EXCERPTED RECORDS:
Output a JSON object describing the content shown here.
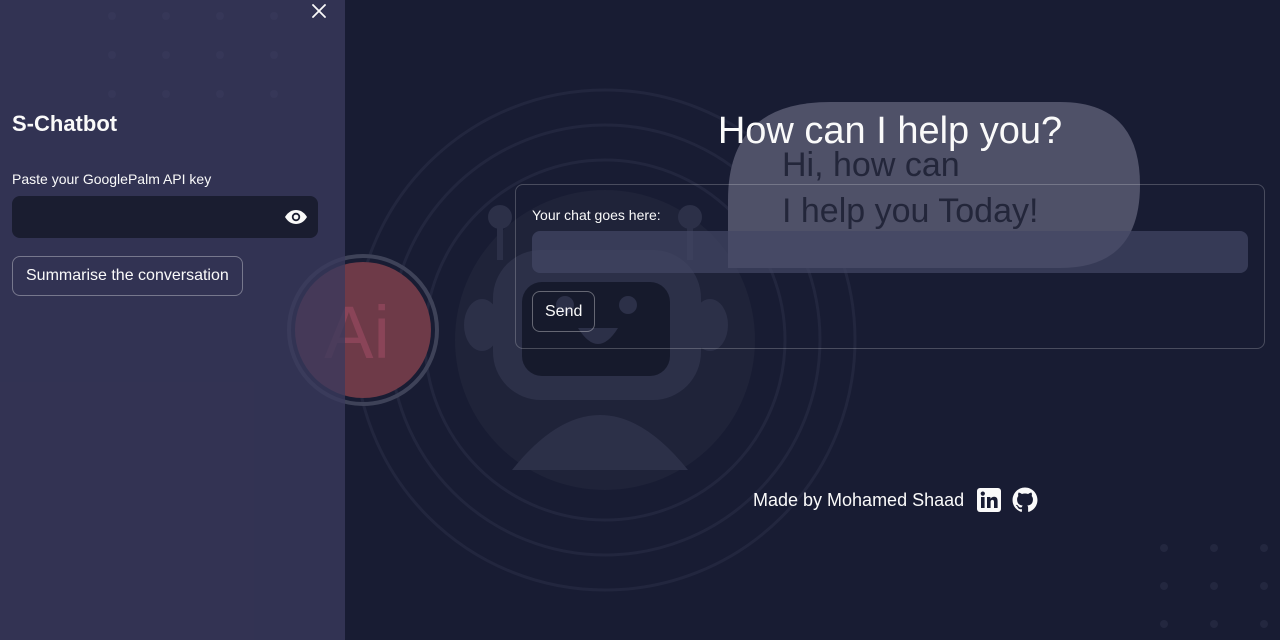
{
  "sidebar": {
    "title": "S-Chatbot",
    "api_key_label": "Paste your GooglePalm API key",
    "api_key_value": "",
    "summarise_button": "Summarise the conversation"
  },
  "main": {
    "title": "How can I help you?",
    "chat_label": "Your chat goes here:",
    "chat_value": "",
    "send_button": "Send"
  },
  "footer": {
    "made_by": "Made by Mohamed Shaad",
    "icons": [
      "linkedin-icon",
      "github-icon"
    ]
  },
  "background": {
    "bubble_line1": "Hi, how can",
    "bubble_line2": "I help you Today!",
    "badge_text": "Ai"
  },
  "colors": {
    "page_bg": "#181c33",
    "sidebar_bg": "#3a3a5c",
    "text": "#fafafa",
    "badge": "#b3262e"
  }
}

--

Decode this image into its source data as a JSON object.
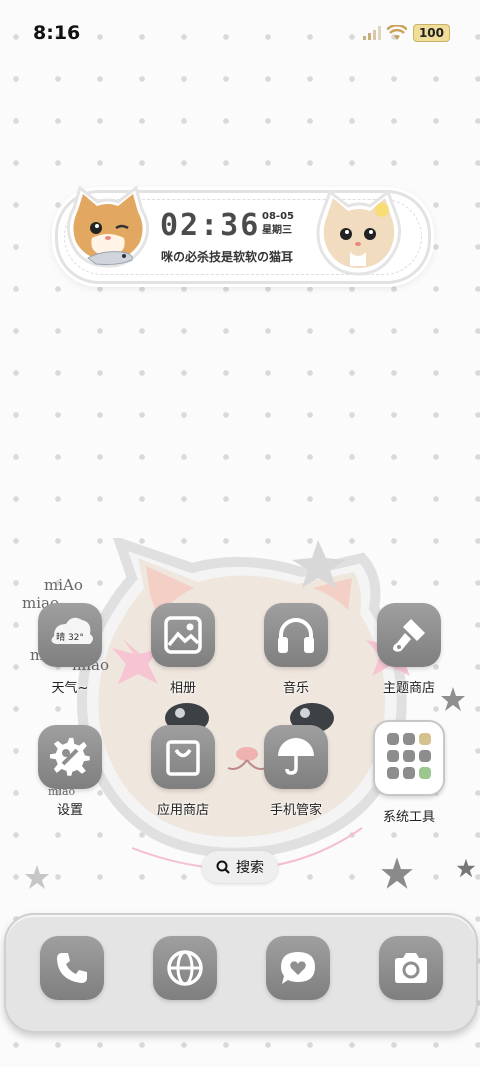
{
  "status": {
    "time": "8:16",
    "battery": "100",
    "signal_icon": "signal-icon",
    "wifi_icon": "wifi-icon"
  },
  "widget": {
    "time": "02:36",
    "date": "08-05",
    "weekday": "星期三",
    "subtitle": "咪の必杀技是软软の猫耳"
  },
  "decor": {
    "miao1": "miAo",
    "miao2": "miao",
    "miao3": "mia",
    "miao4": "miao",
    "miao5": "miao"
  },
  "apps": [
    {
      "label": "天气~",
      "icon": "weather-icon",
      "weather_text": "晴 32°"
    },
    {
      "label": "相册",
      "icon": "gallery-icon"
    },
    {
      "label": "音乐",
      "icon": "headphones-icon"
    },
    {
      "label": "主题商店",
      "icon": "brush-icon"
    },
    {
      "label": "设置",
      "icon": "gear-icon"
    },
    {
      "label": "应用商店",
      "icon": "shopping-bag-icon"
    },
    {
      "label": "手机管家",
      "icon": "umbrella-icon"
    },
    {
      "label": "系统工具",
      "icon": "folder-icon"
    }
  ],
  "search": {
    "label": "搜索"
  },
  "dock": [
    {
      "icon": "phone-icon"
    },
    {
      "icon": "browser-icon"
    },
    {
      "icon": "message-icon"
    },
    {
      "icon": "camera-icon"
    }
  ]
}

---

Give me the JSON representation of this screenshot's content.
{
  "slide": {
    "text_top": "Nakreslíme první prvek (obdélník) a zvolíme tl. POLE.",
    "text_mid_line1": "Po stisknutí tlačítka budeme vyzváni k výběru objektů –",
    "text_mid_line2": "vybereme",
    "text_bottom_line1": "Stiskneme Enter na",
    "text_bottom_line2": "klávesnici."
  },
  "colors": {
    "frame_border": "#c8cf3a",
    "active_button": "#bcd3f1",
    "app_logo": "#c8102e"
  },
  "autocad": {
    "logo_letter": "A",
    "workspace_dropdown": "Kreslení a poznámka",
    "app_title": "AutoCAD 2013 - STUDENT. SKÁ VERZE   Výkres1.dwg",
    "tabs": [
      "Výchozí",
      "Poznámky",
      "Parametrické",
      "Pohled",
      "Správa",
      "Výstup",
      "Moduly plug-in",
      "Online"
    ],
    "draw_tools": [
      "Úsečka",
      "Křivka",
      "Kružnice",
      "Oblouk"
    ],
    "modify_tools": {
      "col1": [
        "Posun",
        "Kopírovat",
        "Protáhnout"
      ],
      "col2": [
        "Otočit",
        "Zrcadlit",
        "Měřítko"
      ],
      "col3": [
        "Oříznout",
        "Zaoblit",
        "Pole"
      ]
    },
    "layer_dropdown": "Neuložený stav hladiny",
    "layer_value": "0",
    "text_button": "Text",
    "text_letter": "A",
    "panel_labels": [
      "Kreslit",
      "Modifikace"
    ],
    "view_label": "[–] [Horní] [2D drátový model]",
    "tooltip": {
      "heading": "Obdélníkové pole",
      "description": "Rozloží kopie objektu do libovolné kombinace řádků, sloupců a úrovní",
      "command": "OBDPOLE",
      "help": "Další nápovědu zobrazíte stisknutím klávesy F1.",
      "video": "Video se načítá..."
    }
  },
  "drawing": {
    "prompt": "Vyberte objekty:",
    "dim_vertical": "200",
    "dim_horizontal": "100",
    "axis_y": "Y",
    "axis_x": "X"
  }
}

SET EXERCISE: Locate the word "this" in the records and collect each line it appears in.

FULL OUTPUT:
Decode this image into its source data as a JSON object.
Give me the JSON representation of this screenshot's content.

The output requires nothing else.